● REQUEST
Write out the whole listing word for word.
-- START INPUT RECORDS --
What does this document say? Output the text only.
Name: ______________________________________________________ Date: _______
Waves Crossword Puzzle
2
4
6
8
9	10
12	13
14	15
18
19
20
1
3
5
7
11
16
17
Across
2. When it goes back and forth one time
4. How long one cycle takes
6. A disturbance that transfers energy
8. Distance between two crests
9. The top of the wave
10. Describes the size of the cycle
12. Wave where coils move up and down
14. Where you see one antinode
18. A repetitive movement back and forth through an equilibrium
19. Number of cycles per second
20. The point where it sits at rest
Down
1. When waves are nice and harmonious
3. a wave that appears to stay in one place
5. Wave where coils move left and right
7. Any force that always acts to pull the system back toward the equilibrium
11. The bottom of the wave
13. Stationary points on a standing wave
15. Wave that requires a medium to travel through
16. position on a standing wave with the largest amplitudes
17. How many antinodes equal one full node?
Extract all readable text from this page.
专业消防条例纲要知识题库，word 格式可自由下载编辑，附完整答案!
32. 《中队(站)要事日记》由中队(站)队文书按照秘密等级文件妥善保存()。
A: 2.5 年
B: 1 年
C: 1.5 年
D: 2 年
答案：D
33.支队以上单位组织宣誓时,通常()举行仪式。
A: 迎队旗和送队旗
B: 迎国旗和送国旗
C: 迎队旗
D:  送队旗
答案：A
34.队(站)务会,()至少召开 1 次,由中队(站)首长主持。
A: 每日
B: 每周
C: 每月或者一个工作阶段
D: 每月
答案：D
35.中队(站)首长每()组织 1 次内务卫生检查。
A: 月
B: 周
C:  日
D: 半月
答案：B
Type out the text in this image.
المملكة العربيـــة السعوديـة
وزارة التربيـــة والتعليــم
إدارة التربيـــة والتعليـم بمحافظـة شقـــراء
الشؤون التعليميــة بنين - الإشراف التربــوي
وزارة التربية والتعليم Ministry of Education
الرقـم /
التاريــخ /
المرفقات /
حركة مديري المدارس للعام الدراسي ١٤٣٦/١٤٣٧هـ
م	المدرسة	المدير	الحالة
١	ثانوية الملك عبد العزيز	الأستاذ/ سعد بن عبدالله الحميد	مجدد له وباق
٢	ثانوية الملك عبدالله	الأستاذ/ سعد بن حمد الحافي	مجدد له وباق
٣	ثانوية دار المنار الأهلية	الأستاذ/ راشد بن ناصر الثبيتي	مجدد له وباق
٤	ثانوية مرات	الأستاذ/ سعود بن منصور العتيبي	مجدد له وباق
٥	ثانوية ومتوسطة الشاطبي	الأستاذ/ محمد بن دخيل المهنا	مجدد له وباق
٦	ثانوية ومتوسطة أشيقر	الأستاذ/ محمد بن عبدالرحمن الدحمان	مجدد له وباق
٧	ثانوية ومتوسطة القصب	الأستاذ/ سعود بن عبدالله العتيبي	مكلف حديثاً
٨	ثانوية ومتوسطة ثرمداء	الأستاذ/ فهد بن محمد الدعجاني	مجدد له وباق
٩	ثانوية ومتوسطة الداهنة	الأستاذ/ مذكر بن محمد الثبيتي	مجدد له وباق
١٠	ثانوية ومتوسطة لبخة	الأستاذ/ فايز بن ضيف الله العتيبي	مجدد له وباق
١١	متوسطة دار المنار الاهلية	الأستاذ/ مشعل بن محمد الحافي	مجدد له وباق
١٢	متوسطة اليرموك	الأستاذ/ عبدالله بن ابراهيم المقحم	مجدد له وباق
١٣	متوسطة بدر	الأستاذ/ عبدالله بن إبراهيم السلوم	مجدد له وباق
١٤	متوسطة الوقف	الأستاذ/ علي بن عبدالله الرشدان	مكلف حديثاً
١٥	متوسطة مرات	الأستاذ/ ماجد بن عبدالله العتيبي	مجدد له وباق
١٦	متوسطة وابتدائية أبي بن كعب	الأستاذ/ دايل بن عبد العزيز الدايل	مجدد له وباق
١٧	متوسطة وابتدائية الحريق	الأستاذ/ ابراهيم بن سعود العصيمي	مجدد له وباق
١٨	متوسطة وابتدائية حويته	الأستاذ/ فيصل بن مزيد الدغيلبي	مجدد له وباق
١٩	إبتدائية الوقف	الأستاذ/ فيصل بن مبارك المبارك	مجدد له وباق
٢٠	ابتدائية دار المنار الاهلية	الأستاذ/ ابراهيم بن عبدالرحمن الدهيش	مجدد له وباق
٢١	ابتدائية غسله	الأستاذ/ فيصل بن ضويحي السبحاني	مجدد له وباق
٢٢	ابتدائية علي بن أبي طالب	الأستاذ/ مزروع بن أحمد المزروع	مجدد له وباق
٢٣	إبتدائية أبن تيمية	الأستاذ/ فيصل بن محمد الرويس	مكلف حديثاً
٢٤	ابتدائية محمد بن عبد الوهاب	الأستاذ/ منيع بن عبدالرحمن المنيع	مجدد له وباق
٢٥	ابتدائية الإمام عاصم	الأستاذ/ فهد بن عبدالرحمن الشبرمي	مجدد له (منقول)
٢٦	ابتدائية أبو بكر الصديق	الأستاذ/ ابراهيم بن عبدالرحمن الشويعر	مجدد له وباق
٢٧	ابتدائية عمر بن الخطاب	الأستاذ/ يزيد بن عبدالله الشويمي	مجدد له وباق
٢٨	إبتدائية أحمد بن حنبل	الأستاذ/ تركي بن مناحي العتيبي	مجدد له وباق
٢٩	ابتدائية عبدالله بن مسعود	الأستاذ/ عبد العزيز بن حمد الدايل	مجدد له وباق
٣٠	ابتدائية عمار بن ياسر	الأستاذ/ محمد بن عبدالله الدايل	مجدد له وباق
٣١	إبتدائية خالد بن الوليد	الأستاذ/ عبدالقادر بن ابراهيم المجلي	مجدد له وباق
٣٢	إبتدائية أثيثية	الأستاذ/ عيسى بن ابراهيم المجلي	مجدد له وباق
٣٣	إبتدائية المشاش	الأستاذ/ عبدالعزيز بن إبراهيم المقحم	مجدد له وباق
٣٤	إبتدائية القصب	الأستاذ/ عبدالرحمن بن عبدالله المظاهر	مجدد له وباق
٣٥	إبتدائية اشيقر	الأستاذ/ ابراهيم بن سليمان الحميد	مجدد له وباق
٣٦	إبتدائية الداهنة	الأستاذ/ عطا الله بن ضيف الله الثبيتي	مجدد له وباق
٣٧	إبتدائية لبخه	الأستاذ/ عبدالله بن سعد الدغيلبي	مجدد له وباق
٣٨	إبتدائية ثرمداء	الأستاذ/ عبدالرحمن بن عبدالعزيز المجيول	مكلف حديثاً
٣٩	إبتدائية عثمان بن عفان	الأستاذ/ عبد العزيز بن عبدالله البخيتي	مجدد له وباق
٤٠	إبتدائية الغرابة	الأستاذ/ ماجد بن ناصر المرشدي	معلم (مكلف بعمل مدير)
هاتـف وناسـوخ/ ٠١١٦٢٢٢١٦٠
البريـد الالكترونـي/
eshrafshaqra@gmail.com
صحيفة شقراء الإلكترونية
-- END INPUT RECORDS --
● RIGHT ANSWER
What does this document say? Output the text only.
Name: ______________________________________________________ Date: _______
Waves Crossword Puzzle
2
4
6
8
9	10
12	13
14	15
18
19
20
1
3
5
7
11
16
17
Across
2. When it goes back and forth one time
4. How long one cycle takes
6. A disturbance that transfers energy
8. Distance between two crests
9. The top of the wave
10. Describes the size of the cycle
12. Wave where coils move up and down
14. Where you see one antinode
18. A repetitive movement back and forth through an equilibrium
19. Number of cycles per second
20. The point where it sits at rest
Down
1. When waves are nice and harmonious
3. a wave that appears to stay in one place
5. Wave where coils move left and right
7. Any force that always acts to pull the system back toward the equilibrium
11. The bottom of the wave
13. Stationary points on a standing wave
15. Wave that requires a medium to travel through
16. position on a standing wave with the largest amplitudes
17. How many antinodes equal one full node?
Extract all readable text from this page.
专业消防条例纲要知识题库，word 格式可自由下载编辑，附完整答案!
32. 《中队(站)要事日记》由中队(站)队文书按照秘密等级文件妥善保存()。
A: 2.5 年
B: 1 年
C: 1.5 年
D: 2 年
答案：D
33.支队以上单位组织宣誓时,通常()举行仪式。
A: 迎队旗和送队旗
B: 迎国旗和送国旗
C: 迎队旗
D:  送队旗
答案：A
34.队(站)务会,()至少召开 1 次,由中队(站)首长主持。
A: 每日
B: 每周
C: 每月或者一个工作阶段
D: 每月
答案：D
35.中队(站)首长每()组织 1 次内务卫生检查。
A: 月
B: 周
C:  日
D: 半月
答案：B
Type out the text in this image.
المملكة العربيـــة السعوديـة
وزارة التربيـــة والتعليــم
إدارة التربيـــة والتعليـم بمحافظـة شقـــراء
الشؤون التعليميــة بنين - الإشراف التربــوي
وزارة التربية والتعليم Ministry of Education
الرقـم /
التاريــخ /
المرفقات /
حركة مديري المدارس للعام الدراسي ١٤٣٦/١٤٣٧هـ
م	المدرسة	المدير	الحالة
١	ثانوية الملك عبد العزيز	الأستاذ/ سعد بن عبدالله الحميد	مجدد له وباق
٢	ثانوية الملك عبدالله	الأستاذ/ سعد بن حمد الحافي	مجدد له وباق
٣	ثانوية دار المنار الأهلية	الأستاذ/ راشد بن ناصر الثبيتي	مجدد له وباق
٤	ثانوية مرات	الأستاذ/ سعود بن منصور العتيبي	مجدد له وباق
٥	ثانوية ومتوسطة الشاطبي	الأستاذ/ محمد بن دخيل المهنا	مجدد له وباق
٦	ثانوية ومتوسطة أشيقر	الأستاذ/ محمد بن عبدالرحمن الدحمان	مجدد له وباق
٧	ثانوية ومتوسطة القصب	الأستاذ/ سعود بن عبدالله العتيبي	مكلف حديثاً
٨	ثانوية ومتوسطة ثرمداء	الأستاذ/ فهد بن محمد الدعجاني	مجدد له وباق
٩	ثانوية ومتوسطة الداهنة	الأستاذ/ مذكر بن محمد الثبيتي	مجدد له وباق
١٠	ثانوية ومتوسطة لبخة	الأستاذ/ فايز بن ضيف الله العتيبي	مجدد له وباق
١١	متوسطة دار المنار الاهلية	الأستاذ/ مشعل بن محمد الحافي	مجدد له وباق
١٢	متوسطة اليرموك	الأستاذ/ عبدالله بن ابراهيم المقحم	مجدد له وباق
١٣	متوسطة بدر	الأستاذ/ عبدالله بن إبراهيم السلوم	مجدد له وباق
١٤	متوسطة الوقف	الأستاذ/ علي بن عبدالله الرشدان	مكلف حديثاً
١٥	متوسطة مرات	الأستاذ/ ماجد بن عبدالله العتيبي	مجدد له وباق
١٦	متوسطة وابتدائية أبي بن كعب	الأستاذ/ دايل بن عبد العزيز الدايل	مجدد له وباق
١٧	متوسطة وابتدائية الحريق	الأستاذ/ ابراهيم بن سعود العصيمي	مجدد له وباق
١٨	متوسطة وابتدائية حويته	الأستاذ/ فيصل بن مزيد الدغيلبي	مجدد له وباق
١٩	إبتدائية الوقف	الأستاذ/ فيصل بن مبارك المبارك	مجدد له وباق
٢٠	ابتدائية دار المنار الاهلية	الأستاذ/ ابراهيم بن عبدالرحمن الدهيش	مجدد له وباق
٢١	ابتدائية غسله	الأستاذ/ فيصل بن ضويحي السبحاني	مجدد له وباق
٢٢	ابتدائية علي بن أبي طالب	الأستاذ/ مزروع بن أحمد المزروع	مجدد له وباق
٢٣	إبتدائية أبن تيمية	الأستاذ/ فيصل بن محمد الرويس	مكلف حديثاً
٢٤	ابتدائية محمد بن عبد الوهاب	الأستاذ/ منيع بن عبدالرحمن المنيع	مجدد له وباق
٢٥	ابتدائية الإمام عاصم	الأستاذ/ فهد بن عبدالرحمن الشبرمي	مجدد له (منقول)
٢٦	ابتدائية أبو بكر الصديق	الأستاذ/ ابراهيم بن عبدالرحمن الشويعر	مجدد له وباق
٢٧	ابتدائية عمر بن الخطاب	الأستاذ/ يزيد بن عبدالله الشويمي	مجدد له وباق
٢٨	إبتدائية أحمد بن حنبل	الأستاذ/ تركي بن مناحي العتيبي	مجدد له وباق
٢٩	ابتدائية عبدالله بن مسعود	الأستاذ/ عبد العزيز بن حمد الدايل	مجدد له وباق
٣٠	ابتدائية عمار بن ياسر	الأستاذ/ محمد بن عبدالله الدايل	مجدد له وباق
٣١	إبتدائية خالد بن الوليد	الأستاذ/ عبدالقادر بن ابراهيم المجلي	مجدد له وباق
٣٢	إبتدائية أثيثية	الأستاذ/ عيسى بن ابراهيم المجلي	مجدد له وباق
٣٣	إبتدائية المشاش	الأستاذ/ عبدالعزيز بن إبراهيم المقحم	مجدد له وباق
٣٤	إبتدائية القصب	الأستاذ/ عبدالرحمن بن عبدالله المظاهر	مجدد له وباق
٣٥	إبتدائية اشيقر	الأستاذ/ ابراهيم بن سليمان الحميد	مجدد له وباق
٣٦	إبتدائية الداهنة	الأستاذ/ عطا الله بن ضيف الله الثبيتي	مجدد له وباق
٣٧	إبتدائية لبخه	الأستاذ/ عبدالله بن سعد الدغيلبي	مجدد له وباق
٣٨	إبتدائية ثرمداء	الأستاذ/ عبدالرحمن بن عبدالعزيز المجيول	مكلف حديثاً
٣٩	إبتدائية عثمان بن عفان	الأستاذ/ عبد العزيز بن عبدالله البخيتي	مجدد له وباق
٤٠	إبتدائية الغرابة	الأستاذ/ ماجد بن ناصر المرشدي	معلم (مكلف بعمل مدير)
هاتـف وناسـوخ/ ٠١١٦٢٢٢١٦٠
البريـد الالكترونـي/
eshrafshaqra@gmail.com
صحيفة شقراء الإلكترونية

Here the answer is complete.